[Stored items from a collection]
==============================
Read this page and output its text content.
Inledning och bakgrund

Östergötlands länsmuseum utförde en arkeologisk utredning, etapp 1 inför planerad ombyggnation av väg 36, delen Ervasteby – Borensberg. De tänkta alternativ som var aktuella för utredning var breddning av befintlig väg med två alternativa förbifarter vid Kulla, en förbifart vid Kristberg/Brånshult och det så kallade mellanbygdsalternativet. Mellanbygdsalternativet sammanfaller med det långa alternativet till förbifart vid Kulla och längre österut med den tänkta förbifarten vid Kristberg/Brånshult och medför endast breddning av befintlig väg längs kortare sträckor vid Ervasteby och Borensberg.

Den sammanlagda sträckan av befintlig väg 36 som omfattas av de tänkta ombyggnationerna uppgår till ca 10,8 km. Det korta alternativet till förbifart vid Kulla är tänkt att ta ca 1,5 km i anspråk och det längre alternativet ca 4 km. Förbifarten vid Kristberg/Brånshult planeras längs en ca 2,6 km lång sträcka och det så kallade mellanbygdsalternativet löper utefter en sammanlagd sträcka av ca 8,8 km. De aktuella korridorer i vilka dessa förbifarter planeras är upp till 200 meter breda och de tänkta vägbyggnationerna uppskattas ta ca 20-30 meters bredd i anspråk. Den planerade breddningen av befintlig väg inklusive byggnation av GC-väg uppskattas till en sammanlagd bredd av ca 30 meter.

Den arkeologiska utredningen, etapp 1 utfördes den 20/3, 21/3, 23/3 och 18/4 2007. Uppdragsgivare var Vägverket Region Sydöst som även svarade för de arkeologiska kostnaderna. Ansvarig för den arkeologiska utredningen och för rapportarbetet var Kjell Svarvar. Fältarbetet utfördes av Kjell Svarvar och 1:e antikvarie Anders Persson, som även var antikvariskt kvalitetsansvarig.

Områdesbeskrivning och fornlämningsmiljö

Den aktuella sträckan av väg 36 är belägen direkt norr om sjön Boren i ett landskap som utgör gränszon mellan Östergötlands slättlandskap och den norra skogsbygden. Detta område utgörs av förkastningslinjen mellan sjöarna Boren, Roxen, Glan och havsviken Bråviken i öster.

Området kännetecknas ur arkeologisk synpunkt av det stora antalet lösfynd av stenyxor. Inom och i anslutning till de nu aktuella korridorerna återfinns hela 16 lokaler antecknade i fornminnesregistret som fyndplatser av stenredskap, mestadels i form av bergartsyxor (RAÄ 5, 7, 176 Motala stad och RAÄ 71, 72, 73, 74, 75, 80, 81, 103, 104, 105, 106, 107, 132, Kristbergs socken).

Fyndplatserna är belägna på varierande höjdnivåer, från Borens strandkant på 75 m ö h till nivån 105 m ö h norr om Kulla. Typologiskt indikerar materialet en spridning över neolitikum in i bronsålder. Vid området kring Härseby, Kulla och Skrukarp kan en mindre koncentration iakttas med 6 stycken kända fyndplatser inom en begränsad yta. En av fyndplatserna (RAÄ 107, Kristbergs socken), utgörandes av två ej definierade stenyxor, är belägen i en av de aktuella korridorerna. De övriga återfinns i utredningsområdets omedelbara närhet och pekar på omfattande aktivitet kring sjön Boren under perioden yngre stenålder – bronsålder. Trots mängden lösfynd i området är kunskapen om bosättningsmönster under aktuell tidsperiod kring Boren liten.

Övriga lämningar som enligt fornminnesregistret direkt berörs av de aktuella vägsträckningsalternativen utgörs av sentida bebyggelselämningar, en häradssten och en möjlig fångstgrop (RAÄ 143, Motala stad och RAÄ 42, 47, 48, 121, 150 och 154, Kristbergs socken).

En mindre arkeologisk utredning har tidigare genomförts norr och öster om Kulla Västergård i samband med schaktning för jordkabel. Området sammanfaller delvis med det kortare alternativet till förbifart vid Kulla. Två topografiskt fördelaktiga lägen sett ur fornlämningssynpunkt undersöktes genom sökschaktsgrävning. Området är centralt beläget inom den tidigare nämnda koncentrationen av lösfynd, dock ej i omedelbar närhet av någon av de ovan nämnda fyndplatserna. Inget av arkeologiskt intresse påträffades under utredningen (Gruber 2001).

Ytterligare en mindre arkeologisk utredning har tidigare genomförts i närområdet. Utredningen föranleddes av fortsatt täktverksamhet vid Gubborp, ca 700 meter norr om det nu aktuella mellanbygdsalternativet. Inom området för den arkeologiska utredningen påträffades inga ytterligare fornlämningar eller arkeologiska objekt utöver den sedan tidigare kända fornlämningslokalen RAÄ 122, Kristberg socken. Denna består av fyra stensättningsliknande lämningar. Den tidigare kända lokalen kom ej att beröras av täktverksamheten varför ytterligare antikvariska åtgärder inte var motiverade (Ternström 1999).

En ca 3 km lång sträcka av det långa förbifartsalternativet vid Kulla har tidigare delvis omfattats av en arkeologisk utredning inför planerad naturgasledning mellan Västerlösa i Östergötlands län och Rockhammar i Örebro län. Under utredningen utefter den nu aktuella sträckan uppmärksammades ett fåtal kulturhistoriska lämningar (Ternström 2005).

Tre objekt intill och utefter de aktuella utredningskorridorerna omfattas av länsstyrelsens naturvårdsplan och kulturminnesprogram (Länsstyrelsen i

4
==============================
_TASK INSTRUCTIONS_
Give back every line of the data above exactly as written.

_YOUR SOLUTION_
Read this page and output its text content.
Inledning och bakgrund

Östergötlands länsmuseum utförde en arkeologisk utredning, etapp 1 inför planerad ombyggnation av väg 36, delen Ervasteby – Borensberg. De tänkta alternativ som var aktuella för utredning var breddning av befintlig väg med två alternativa förbifarter vid Kulla, en förbifart vid Kristberg/Brånshult och det så kallade mellanbygdsalternativet. Mellanbygdsalternativet sammanfaller med det långa alternativet till förbifart vid Kulla och längre österut med den tänkta förbifarten vid Kristberg/Brånshult och medför endast breddning av befintlig väg längs kortare sträckor vid Ervasteby och Borensberg.

Den sammanlagda sträckan av befintlig väg 36 som omfattas av de tänkta ombyggnationerna uppgår till ca 10,8 km. Det korta alternativet till förbifart vid Kulla är tänkt att ta ca 1,5 km i anspråk och det längre alternativet ca 4 km. Förbifarten vid Kristberg/Brånshult planeras längs en ca 2,6 km lång sträcka och det så kallade mellanbygdsalternativet löper utefter en sammanlagd sträcka av ca 8,8 km. De aktuella korridorer i vilka dessa förbifarter planeras är upp till 200 meter breda och de tänkta vägbyggnationerna uppskattas ta ca 20-30 meters bredd i anspråk. Den planerade breddningen av befintlig väg inklusive byggnation av GC-väg uppskattas till en sammanlagd bredd av ca 30 meter.

Den arkeologiska utredningen, etapp 1 utfördes den 20/3, 21/3, 23/3 och 18/4 2007. Uppdragsgivare var Vägverket Region Sydöst som även svarade för de arkeologiska kostnaderna. Ansvarig för den arkeologiska utredningen och för rapportarbetet var Kjell Svarvar. Fältarbetet utfördes av Kjell Svarvar och 1:e antikvarie Anders Persson, som även var antikvariskt kvalitetsansvarig.

Områdesbeskrivning och fornlämningsmiljö

Den aktuella sträckan av väg 36 är belägen direkt norr om sjön Boren i ett landskap som utgör gränszon mellan Östergötlands slättlandskap och den norra skogsbygden. Detta område utgörs av förkastningslinjen mellan sjöarna Boren, Roxen, Glan och havsviken Bråviken i öster.

Området kännetecknas ur arkeologisk synpunkt av det stora antalet lösfynd av stenyxor. Inom och i anslutning till de nu aktuella korridorerna återfinns hela 16 lokaler antecknade i fornminnesregistret som fyndplatser av stenredskap, mestadels i form av bergartsyxor (RAÄ 5, 7, 176 Motala stad och RAÄ 71, 72, 73, 74, 75, 80, 81, 103, 104, 105, 106, 107, 132, Kristbergs socken).

Fyndplatserna är belägna på varierande höjdnivåer, från Borens strandkant på 75 m ö h till nivån 105 m ö h norr om Kulla. Typologiskt indikerar materialet en spridning över neolitikum in i bronsålder. Vid området kring Härseby, Kulla och Skrukarp kan en mindre koncentration iakttas med 6 stycken kända fyndplatser inom en begränsad yta. En av fyndplatserna (RAÄ 107, Kristbergs socken), utgörandes av två ej definierade stenyxor, är belägen i en av de aktuella korridorerna. De övriga återfinns i utredningsområdets omedelbara närhet och pekar på omfattande aktivitet kring sjön Boren under perioden yngre stenålder – bronsålder. Trots mängden lösfynd i området är kunskapen om bosättningsmönster under aktuell tidsperiod kring Boren liten.

Övriga lämningar som enligt fornminnesregistret direkt berörs av de aktuella vägsträckningsalternativen utgörs av sentida bebyggelselämningar, en häradssten och en möjlig fångstgrop (RAÄ 143, Motala stad och RAÄ 42, 47, 48, 121, 150 och 154, Kristbergs socken).

En mindre arkeologisk utredning har tidigare genomförts norr och öster om Kulla Västergård i samband med schaktning för jordkabel. Området sammanfaller delvis med det kortare alternativet till förbifart vid Kulla. Två topografiskt fördelaktiga lägen sett ur fornlämningssynpunkt undersöktes genom sökschaktsgrävning. Området är centralt beläget inom den tidigare nämnda koncentrationen av lösfynd, dock ej i omedelbar närhet av någon av de ovan nämnda fyndplatserna. Inget av arkeologiskt intresse påträffades under utredningen (Gruber 2001).

Ytterligare en mindre arkeologisk utredning har tidigare genomförts i närområdet. Utredningen föranleddes av fortsatt täktverksamhet vid Gubborp, ca 700 meter norr om det nu aktuella mellanbygdsalternativet. Inom området för den arkeologiska utredningen påträffades inga ytterligare fornlämningar eller arkeologiska objekt utöver den sedan tidigare kända fornlämningslokalen RAÄ 122, Kristberg socken. Denna består av fyra stensättningsliknande lämningar. Den tidigare kända lokalen kom ej att beröras av täktverksamheten varför ytterligare antikvariska åtgärder inte var motiverade (Ternström 1999).

En ca 3 km lång sträcka av det långa förbifartsalternativet vid Kulla har tidigare delvis omfattats av en arkeologisk utredning inför planerad naturgasledning mellan Västerlösa i Östergötlands län och Rockhammar i Örebro län. Under utredningen utefter den nu aktuella sträckan uppmärksammades ett fåtal kulturhistoriska lämningar (Ternström 2005).

Tre objekt intill och utefter de aktuella utredningskorridorerna omfattas av länsstyrelsens naturvårdsplan och kulturminnesprogram (Länsstyrelsen i

4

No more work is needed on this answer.